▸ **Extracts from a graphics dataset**
Begin
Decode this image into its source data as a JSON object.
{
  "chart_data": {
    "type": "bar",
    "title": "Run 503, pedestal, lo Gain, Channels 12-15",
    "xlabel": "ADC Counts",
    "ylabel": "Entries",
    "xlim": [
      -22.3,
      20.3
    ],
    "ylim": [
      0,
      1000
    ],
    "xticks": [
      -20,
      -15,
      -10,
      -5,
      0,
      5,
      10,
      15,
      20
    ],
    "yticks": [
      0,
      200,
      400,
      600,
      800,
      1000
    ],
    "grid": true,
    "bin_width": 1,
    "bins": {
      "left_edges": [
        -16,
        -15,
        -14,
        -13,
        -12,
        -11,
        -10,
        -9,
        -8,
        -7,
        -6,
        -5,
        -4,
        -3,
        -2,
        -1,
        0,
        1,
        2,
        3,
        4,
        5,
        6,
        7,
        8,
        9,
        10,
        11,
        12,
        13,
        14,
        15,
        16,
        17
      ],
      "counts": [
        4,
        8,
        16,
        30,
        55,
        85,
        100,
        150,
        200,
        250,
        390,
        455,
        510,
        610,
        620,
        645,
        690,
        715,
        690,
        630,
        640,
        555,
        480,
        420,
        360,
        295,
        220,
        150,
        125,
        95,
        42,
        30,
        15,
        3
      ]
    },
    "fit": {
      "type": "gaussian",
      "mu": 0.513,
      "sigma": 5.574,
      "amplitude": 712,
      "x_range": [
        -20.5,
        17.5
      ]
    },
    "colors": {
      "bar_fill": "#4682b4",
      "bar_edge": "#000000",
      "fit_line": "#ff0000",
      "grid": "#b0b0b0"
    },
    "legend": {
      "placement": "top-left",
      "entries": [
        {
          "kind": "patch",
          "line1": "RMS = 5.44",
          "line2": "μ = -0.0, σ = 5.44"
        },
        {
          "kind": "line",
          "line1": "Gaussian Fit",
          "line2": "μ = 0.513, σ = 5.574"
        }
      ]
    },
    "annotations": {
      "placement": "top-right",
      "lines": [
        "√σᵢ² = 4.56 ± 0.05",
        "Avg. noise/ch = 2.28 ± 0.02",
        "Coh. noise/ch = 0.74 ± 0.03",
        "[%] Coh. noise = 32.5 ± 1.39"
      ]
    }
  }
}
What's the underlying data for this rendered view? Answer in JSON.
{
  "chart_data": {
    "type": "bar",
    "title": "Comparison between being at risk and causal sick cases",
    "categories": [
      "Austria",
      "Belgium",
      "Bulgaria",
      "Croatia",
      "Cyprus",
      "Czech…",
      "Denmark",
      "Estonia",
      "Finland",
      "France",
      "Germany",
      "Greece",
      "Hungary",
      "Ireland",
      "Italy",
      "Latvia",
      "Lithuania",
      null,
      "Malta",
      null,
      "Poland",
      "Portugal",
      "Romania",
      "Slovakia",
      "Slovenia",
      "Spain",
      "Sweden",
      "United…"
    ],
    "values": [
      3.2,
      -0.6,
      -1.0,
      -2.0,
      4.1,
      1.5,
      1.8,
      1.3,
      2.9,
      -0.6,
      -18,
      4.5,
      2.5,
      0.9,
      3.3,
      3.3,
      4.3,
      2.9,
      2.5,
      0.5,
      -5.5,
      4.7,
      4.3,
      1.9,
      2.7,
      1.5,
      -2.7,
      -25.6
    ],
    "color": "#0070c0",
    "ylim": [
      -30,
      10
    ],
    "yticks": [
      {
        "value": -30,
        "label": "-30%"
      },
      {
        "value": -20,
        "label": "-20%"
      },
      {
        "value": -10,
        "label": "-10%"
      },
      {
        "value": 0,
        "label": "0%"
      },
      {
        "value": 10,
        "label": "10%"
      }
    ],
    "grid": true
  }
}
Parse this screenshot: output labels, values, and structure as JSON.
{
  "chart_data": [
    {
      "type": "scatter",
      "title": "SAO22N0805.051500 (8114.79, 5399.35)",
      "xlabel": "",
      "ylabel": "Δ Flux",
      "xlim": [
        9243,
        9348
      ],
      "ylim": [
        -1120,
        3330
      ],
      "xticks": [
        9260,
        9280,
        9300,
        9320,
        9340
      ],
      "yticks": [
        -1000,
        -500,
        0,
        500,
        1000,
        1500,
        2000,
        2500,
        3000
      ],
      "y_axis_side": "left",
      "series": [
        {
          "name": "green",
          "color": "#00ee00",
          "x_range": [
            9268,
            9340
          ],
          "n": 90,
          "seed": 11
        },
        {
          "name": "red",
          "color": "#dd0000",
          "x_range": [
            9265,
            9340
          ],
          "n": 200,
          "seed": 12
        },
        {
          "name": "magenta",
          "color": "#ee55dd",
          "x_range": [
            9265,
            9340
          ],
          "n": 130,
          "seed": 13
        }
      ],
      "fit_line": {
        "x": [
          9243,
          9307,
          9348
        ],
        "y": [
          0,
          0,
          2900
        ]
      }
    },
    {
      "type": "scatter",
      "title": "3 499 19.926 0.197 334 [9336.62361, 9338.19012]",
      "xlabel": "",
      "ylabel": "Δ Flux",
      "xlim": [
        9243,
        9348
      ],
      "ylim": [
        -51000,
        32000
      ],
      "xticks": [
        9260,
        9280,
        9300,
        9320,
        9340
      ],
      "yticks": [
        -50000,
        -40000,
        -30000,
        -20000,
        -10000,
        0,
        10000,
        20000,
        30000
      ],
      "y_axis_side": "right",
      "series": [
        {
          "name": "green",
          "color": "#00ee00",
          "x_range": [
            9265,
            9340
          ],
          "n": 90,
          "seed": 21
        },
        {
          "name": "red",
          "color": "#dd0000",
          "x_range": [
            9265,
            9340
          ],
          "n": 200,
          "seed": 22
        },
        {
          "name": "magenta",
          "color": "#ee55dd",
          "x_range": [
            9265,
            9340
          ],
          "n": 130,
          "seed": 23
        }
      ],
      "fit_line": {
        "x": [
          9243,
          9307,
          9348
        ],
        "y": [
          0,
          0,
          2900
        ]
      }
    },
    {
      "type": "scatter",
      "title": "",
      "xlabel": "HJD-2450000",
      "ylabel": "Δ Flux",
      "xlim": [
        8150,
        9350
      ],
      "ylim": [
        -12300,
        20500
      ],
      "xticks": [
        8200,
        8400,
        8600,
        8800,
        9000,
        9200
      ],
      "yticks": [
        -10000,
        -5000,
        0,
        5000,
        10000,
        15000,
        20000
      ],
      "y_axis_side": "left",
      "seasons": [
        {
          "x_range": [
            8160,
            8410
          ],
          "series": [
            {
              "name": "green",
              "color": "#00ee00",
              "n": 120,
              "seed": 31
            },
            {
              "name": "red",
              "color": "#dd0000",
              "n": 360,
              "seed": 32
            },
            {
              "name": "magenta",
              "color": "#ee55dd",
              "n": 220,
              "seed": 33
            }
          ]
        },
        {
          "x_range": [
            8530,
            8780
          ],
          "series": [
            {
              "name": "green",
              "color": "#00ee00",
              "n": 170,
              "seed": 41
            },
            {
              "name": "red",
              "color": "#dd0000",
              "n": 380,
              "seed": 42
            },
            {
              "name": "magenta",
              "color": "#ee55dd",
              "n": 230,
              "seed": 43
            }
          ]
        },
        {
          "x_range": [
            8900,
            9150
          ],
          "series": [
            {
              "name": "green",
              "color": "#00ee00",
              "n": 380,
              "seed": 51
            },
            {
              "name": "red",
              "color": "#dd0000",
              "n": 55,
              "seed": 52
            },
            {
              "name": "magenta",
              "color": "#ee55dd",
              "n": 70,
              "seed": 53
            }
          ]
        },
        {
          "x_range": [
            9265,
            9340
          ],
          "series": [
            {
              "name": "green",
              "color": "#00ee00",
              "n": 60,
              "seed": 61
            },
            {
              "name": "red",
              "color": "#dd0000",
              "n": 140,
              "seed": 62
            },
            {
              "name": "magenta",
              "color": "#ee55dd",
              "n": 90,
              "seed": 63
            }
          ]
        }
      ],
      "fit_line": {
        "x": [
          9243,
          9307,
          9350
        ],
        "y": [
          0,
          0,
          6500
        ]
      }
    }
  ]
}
End
▸ **What is required**
Where a line of the material above holds the string "this", copy that line.

▸ **Task response**
Decode this image into its source data as a JSON object.
What's the underlying data for this rendered view? Answer in JSON.
Parse this screenshot: output labels, values, and structure as JSON.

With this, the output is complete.